#### YOUR OBJECTIVE
Return all lines in the material below that contain "color".

** start RECORDS FOR THE TASK **

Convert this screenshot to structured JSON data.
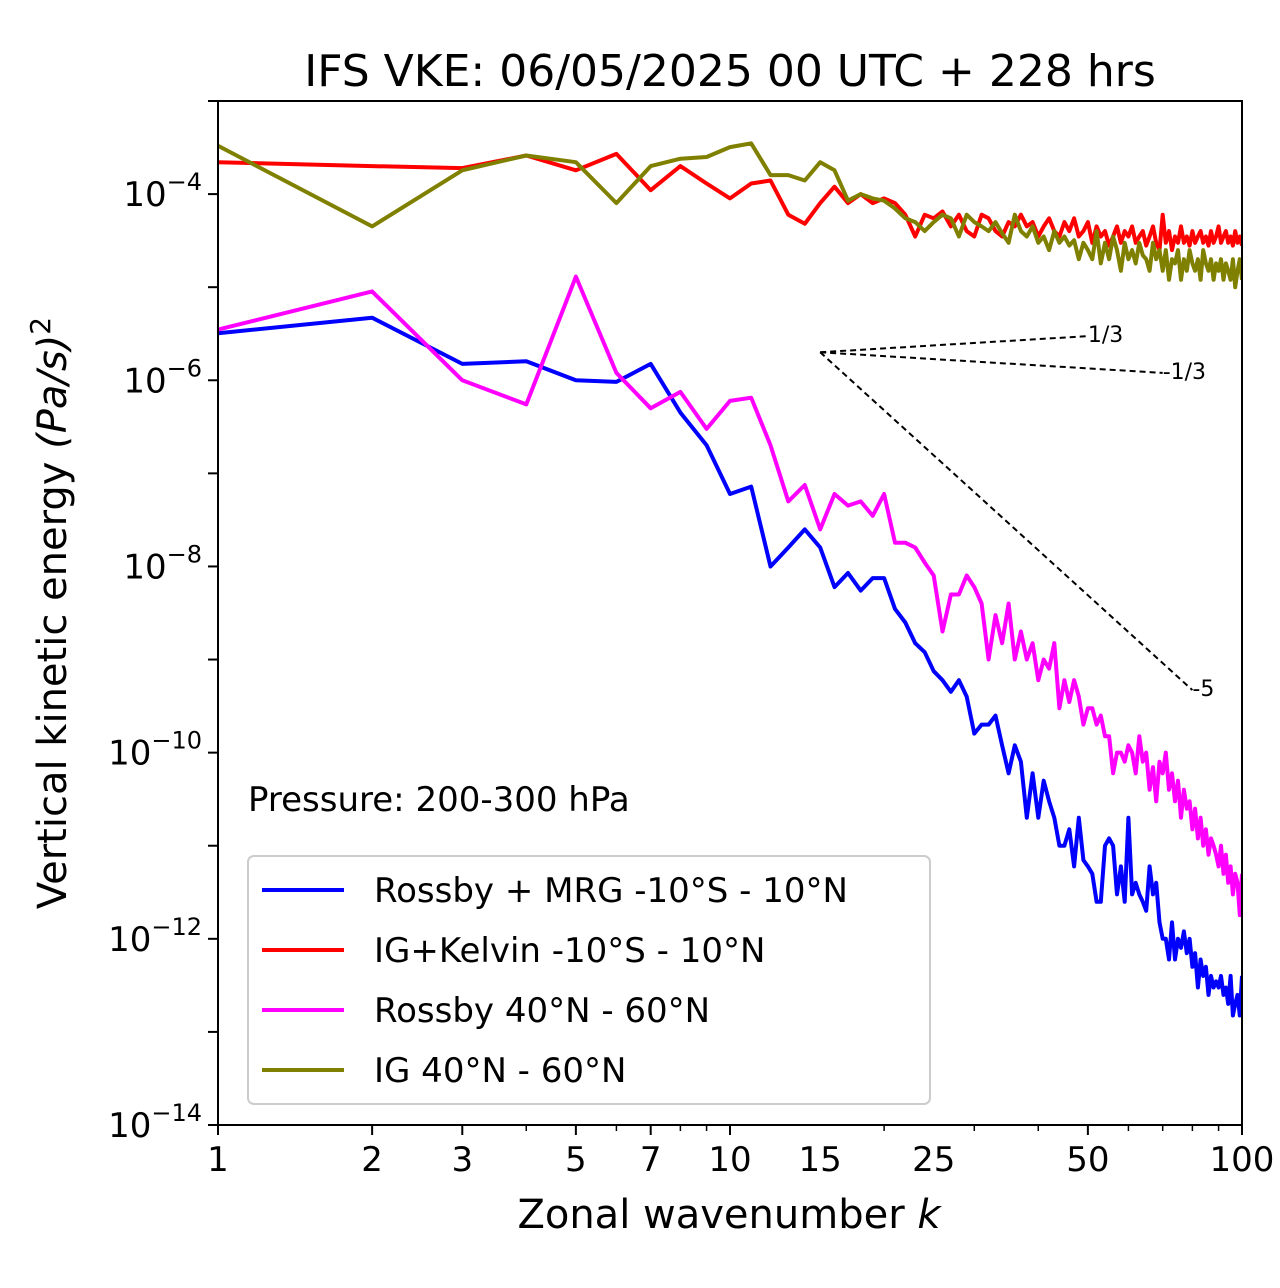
{
  "chart_data": {
    "type": "line",
    "title": "IFS VKE: 06/05/2025 00 UTC + 228 hrs",
    "xlabel": "Zonal wavenumber",
    "xlabel_var": "k",
    "ylabel": "Vertical kinetic energy",
    "ylabel_units": "(Pa/s)",
    "ylabel_exp": "2",
    "annotation": "Pressure: 200-300 hPa",
    "xscale": "log",
    "yscale": "log",
    "xlim": [
      1,
      100
    ],
    "ylim": [
      1e-14,
      0.001
    ],
    "x_ticks": [
      {
        "value": 1,
        "label": "1"
      },
      {
        "value": 2,
        "label": "2"
      },
      {
        "value": 3,
        "label": "3"
      },
      {
        "value": 5,
        "label": "5"
      },
      {
        "value": 7,
        "label": "7"
      },
      {
        "value": 10,
        "label": "10"
      },
      {
        "value": 15,
        "label": "15"
      },
      {
        "value": 25,
        "label": "25"
      },
      {
        "value": 50,
        "label": "50"
      },
      {
        "value": 100,
        "label": "100"
      }
    ],
    "y_ticks": [
      {
        "value": 0.0001,
        "base": "10",
        "exp": "−4"
      },
      {
        "value": 1e-06,
        "base": "10",
        "exp": "−6"
      },
      {
        "value": 1e-08,
        "base": "10",
        "exp": "−8"
      },
      {
        "value": 1e-10,
        "base": "10",
        "exp": "−10"
      },
      {
        "value": 1e-12,
        "base": "10",
        "exp": "−12"
      },
      {
        "value": 1e-14,
        "base": "10",
        "exp": "−14"
      }
    ],
    "legend_position": "lower-left",
    "reference_lines": [
      {
        "label": "1/3",
        "x": [
          15,
          50
        ],
        "y": [
          2e-06,
          2.98e-06
        ]
      },
      {
        "label": "-1/3",
        "x": [
          15,
          70
        ],
        "y": [
          2e-06,
          1.2e-06
        ]
      },
      {
        "label": "-5",
        "x": [
          15,
          80
        ],
        "y": [
          2e-06,
          4.7e-10
        ]
      }
    ],
    "series": [
      {
        "name": "Rossby + MRG -10°S - 10°N",
        "color": "#0000ff",
        "x": [
          1,
          2,
          3,
          4,
          5,
          6,
          7,
          8,
          9,
          10,
          11,
          12,
          13,
          14,
          15,
          16,
          17,
          18,
          19,
          20,
          21,
          22,
          23,
          24,
          25,
          26,
          27,
          28,
          29,
          30,
          31,
          32,
          33,
          34,
          35,
          36,
          37,
          38,
          39,
          40,
          41,
          42,
          43,
          44,
          45,
          46,
          47,
          48,
          49,
          50,
          51,
          52,
          53,
          54,
          55,
          56,
          57,
          58,
          59,
          60,
          61,
          62,
          63,
          64,
          65,
          66,
          67,
          68,
          69,
          70,
          71,
          72,
          73,
          74,
          75,
          76,
          77,
          78,
          79,
          80,
          81,
          82,
          83,
          84,
          85,
          86,
          87,
          88,
          89,
          90,
          91,
          92,
          93,
          94,
          95,
          96,
          97,
          98,
          99,
          100
        ],
        "y": [
          3.2e-06,
          4.7e-06,
          1.5e-06,
          1.6e-06,
          1e-06,
          9.6e-07,
          1.5e-06,
          4.5e-07,
          2e-07,
          6e-08,
          7.2e-08,
          1e-08,
          1.6e-08,
          2.5e-08,
          1.6e-08,
          6e-09,
          8.5e-09,
          5.5e-09,
          7.5e-09,
          7.5e-09,
          3.5e-09,
          2.5e-09,
          1.5e-09,
          1.2e-09,
          7.5e-10,
          6e-10,
          4.5e-10,
          6e-10,
          4e-10,
          1.6e-10,
          2e-10,
          2e-10,
          2.5e-10,
          1.2e-10,
          6e-11,
          1.2e-10,
          8e-11,
          2e-11,
          6e-11,
          2e-11,
          5e-11,
          3e-11,
          2e-11,
          1e-11,
          1e-11,
          1.5e-11,
          6e-12,
          2e-11,
          7e-12,
          6e-12,
          5e-12,
          2.5e-12,
          2.5e-12,
          1e-11,
          1.2e-11,
          1e-11,
          3e-12,
          6e-12,
          2.5e-12,
          2e-11,
          3e-12,
          4e-12,
          3e-12,
          2.5e-12,
          2e-12,
          6e-12,
          3e-12,
          4e-12,
          1.5e-12,
          1e-12,
          1e-12,
          6e-13,
          1.5e-12,
          6e-13,
          1e-12,
          8e-13,
          1.2e-12,
          7e-13,
          1e-12,
          5e-13,
          7e-13,
          3e-13,
          6e-13,
          4e-13,
          5e-13,
          2.5e-13,
          4e-13,
          3e-13,
          3.5e-13,
          3e-13,
          4e-13,
          2.5e-13,
          3e-13,
          2e-13,
          4e-13,
          1.5e-13,
          2e-13,
          2.5e-13,
          1.5e-13,
          4e-13
        ]
      },
      {
        "name": "IG+Kelvin -10°S - 10°N",
        "color": "#ff0000",
        "x": [
          1,
          2,
          3,
          4,
          5,
          6,
          7,
          8,
          9,
          10,
          11,
          12,
          13,
          14,
          15,
          16,
          17,
          18,
          19,
          20,
          21,
          22,
          23,
          24,
          25,
          26,
          27,
          28,
          29,
          30,
          31,
          32,
          33,
          34,
          35,
          36,
          37,
          38,
          39,
          40,
          41,
          42,
          43,
          44,
          45,
          46,
          47,
          48,
          49,
          50,
          51,
          52,
          53,
          54,
          55,
          56,
          57,
          58,
          59,
          60,
          61,
          62,
          63,
          64,
          65,
          66,
          67,
          68,
          69,
          70,
          71,
          72,
          73,
          74,
          75,
          76,
          77,
          78,
          79,
          80,
          81,
          82,
          83,
          84,
          85,
          86,
          87,
          88,
          89,
          90,
          91,
          92,
          93,
          94,
          95,
          96,
          97,
          98,
          99,
          100
        ],
        "y": [
          0.00022,
          0.0002,
          0.00019,
          0.00026,
          0.00018,
          0.00027,
          0.00011,
          0.0002,
          0.00013,
          9e-05,
          0.00013,
          0.00014,
          6e-05,
          4.8e-05,
          8e-05,
          0.00012,
          8e-05,
          0.0001,
          8e-05,
          9e-05,
          8e-05,
          6e-05,
          3.5e-05,
          6e-05,
          5.5e-05,
          6.5e-05,
          4.5e-05,
          6e-05,
          4e-05,
          3.5e-05,
          6e-05,
          5.5e-05,
          4e-05,
          3.5e-05,
          5e-05,
          4.5e-05,
          6e-05,
          4.5e-05,
          5e-05,
          3.5e-05,
          4.5e-05,
          5.5e-05,
          4e-05,
          3.5e-05,
          5e-05,
          4e-05,
          5.5e-05,
          3.5e-05,
          4e-05,
          5e-05,
          3e-05,
          4.5e-05,
          3.5e-05,
          4e-05,
          2.8e-05,
          3.5e-05,
          4.5e-05,
          3e-05,
          4e-05,
          3.5e-05,
          4.5e-05,
          3e-05,
          3.5e-05,
          4e-05,
          2.8e-05,
          3.5e-05,
          4.5e-05,
          3e-05,
          2.5e-05,
          6e-05,
          3e-05,
          4e-05,
          2.5e-05,
          3.5e-05,
          3e-05,
          4.5e-05,
          3e-05,
          3.5e-05,
          2.8e-05,
          4e-05,
          3e-05,
          3.5e-05,
          4e-05,
          3e-05,
          3.5e-05,
          2.8e-05,
          4e-05,
          3e-05,
          3.5e-05,
          4.5e-05,
          3e-05,
          3.5e-05,
          4e-05,
          3e-05,
          3.5e-05,
          2.8e-05,
          4e-05,
          3e-05,
          3.5e-05,
          2.8e-05
        ]
      },
      {
        "name": "Rossby 40°N - 60°N",
        "color": "#ff00ff",
        "x": [
          1,
          2,
          3,
          4,
          5,
          6,
          7,
          8,
          9,
          10,
          11,
          12,
          13,
          14,
          15,
          16,
          17,
          18,
          19,
          20,
          21,
          22,
          23,
          24,
          25,
          26,
          27,
          28,
          29,
          30,
          31,
          32,
          33,
          34,
          35,
          36,
          37,
          38,
          39,
          40,
          41,
          42,
          43,
          44,
          45,
          46,
          47,
          48,
          49,
          50,
          51,
          52,
          53,
          54,
          55,
          56,
          57,
          58,
          59,
          60,
          61,
          62,
          63,
          64,
          65,
          66,
          67,
          68,
          69,
          70,
          71,
          72,
          73,
          74,
          75,
          76,
          77,
          78,
          79,
          80,
          81,
          82,
          83,
          84,
          85,
          86,
          87,
          88,
          89,
          90,
          91,
          92,
          93,
          94,
          95,
          96,
          97,
          98,
          99,
          100
        ],
        "y": [
          3.5e-06,
          9e-06,
          1e-06,
          5.5e-07,
          1.3e-05,
          1.2e-06,
          5e-07,
          7.5e-07,
          3e-07,
          6e-07,
          6.5e-07,
          2e-07,
          5e-08,
          7.5e-08,
          2.5e-08,
          6e-08,
          4.5e-08,
          5e-08,
          3.5e-08,
          6e-08,
          1.8e-08,
          1.8e-08,
          1.6e-08,
          1.1e-08,
          8e-09,
          2e-09,
          5e-09,
          5e-09,
          8e-09,
          6e-09,
          4e-09,
          1e-09,
          3e-09,
          1.5e-09,
          4e-09,
          1e-09,
          2e-09,
          1e-09,
          1.5e-09,
          6e-10,
          1e-09,
          8e-10,
          1.5e-09,
          3e-10,
          6e-10,
          3.5e-10,
          6e-10,
          4e-10,
          2e-10,
          3e-10,
          3e-10,
          2e-10,
          2.5e-10,
          1.5e-10,
          1.5e-10,
          6e-11,
          1e-10,
          1e-10,
          8e-11,
          1.2e-10,
          1e-10,
          6e-11,
          1.5e-10,
          8e-11,
          1e-10,
          4e-11,
          7e-11,
          3e-11,
          8e-11,
          6e-11,
          1e-10,
          4e-11,
          6e-11,
          3e-11,
          5e-11,
          2e-11,
          4e-11,
          2.5e-11,
          3e-11,
          1.5e-11,
          2.5e-11,
          1.2e-11,
          2e-11,
          1e-11,
          1.5e-11,
          8e-12,
          1.2e-11,
          1e-11,
          8e-12,
          6e-12,
          1e-11,
          5e-12,
          8e-12,
          4e-12,
          6e-12,
          3e-12,
          5e-12,
          4e-12,
          1.8e-12,
          5e-12
        ]
      },
      {
        "name": "IG 40°N - 60°N",
        "color": "#808000",
        "x": [
          1,
          2,
          3,
          4,
          5,
          6,
          7,
          8,
          9,
          10,
          11,
          12,
          13,
          14,
          15,
          16,
          17,
          18,
          19,
          20,
          21,
          22,
          23,
          24,
          25,
          26,
          27,
          28,
          29,
          30,
          31,
          32,
          33,
          34,
          35,
          36,
          37,
          38,
          39,
          40,
          41,
          42,
          43,
          44,
          45,
          46,
          47,
          48,
          49,
          50,
          51,
          52,
          53,
          54,
          55,
          56,
          57,
          58,
          59,
          60,
          61,
          62,
          63,
          64,
          65,
          66,
          67,
          68,
          69,
          70,
          71,
          72,
          73,
          74,
          75,
          76,
          77,
          78,
          79,
          80,
          81,
          82,
          83,
          84,
          85,
          86,
          87,
          88,
          89,
          90,
          91,
          92,
          93,
          94,
          95,
          96,
          97,
          98,
          99,
          100
        ],
        "y": [
          0.00033,
          4.5e-05,
          0.00018,
          0.00026,
          0.00022,
          8e-05,
          0.0002,
          0.00024,
          0.00025,
          0.00032,
          0.00035,
          0.00016,
          0.00016,
          0.00014,
          0.00022,
          0.00018,
          8.5e-05,
          0.0001,
          9e-05,
          8.5e-05,
          7e-05,
          5.5e-05,
          5e-05,
          4e-05,
          5e-05,
          6e-05,
          5.5e-05,
          3.5e-05,
          6e-05,
          5e-05,
          4.5e-05,
          4e-05,
          5e-05,
          3.8e-05,
          3e-05,
          6e-05,
          4e-05,
          3.5e-05,
          4.5e-05,
          3e-05,
          3.5e-05,
          2.5e-05,
          4e-05,
          3e-05,
          3.5e-05,
          2.8e-05,
          3.2e-05,
          2e-05,
          3e-05,
          2.5e-05,
          2e-05,
          4e-05,
          1.8e-05,
          3e-05,
          2e-05,
          3.5e-05,
          2.5e-05,
          1.5e-05,
          3e-05,
          2e-05,
          2.5e-05,
          1.8e-05,
          3e-05,
          2.2e-05,
          2e-05,
          1.5e-05,
          3e-05,
          2e-05,
          2.5e-05,
          1.5e-05,
          2.5e-05,
          1.2e-05,
          2e-05,
          1.8e-05,
          2.5e-05,
          1.2e-05,
          2e-05,
          1.5e-05,
          2.5e-05,
          1.8e-05,
          1.5e-05,
          2e-05,
          1.2e-05,
          2.5e-05,
          1.8e-05,
          1.5e-05,
          2e-05,
          1.2e-05,
          1.8e-05,
          1.5e-05,
          2e-05,
          1.2e-05,
          1.8e-05,
          1.5e-05,
          1.2e-05,
          2e-05,
          1e-05,
          1.5e-05,
          2e-05,
          1.2e-05
        ]
      }
    ]
  }
}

** end RECORDS FOR THE TASK **

#### COMPLETED TASK
        "color": "#0000ff",
        "color": "#ff0000",
        "color": "#ff00ff",
        "color": "#808000",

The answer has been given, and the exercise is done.